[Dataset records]

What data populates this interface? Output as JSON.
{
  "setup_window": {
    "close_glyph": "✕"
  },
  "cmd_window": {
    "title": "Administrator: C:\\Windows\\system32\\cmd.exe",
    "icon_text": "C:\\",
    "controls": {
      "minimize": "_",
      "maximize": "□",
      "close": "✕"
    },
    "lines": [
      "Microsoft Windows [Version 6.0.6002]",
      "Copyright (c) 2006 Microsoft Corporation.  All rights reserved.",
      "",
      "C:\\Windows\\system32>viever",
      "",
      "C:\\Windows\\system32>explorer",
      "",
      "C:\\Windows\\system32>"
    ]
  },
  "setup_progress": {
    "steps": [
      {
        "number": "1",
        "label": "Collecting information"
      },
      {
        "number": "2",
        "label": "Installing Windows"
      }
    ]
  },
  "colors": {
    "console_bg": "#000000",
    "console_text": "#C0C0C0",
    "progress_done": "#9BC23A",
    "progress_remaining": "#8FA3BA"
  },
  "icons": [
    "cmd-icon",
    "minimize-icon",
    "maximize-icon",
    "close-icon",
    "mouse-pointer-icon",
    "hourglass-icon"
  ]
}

WHAT TO DO:
Which lines in the listing above hold the word "Windows"? Show each of them.

THE RESULT:
    "title": "Administrator: C:\\Windows\\system32\\cmd.exe",
      "Microsoft Windows [Version 6.0.6002]",
      "C:\\Windows\\system32>viever",
      "C:\\Windows\\system32>explorer",
      "C:\\Windows\\system32>"
        "label": "Installing Windows"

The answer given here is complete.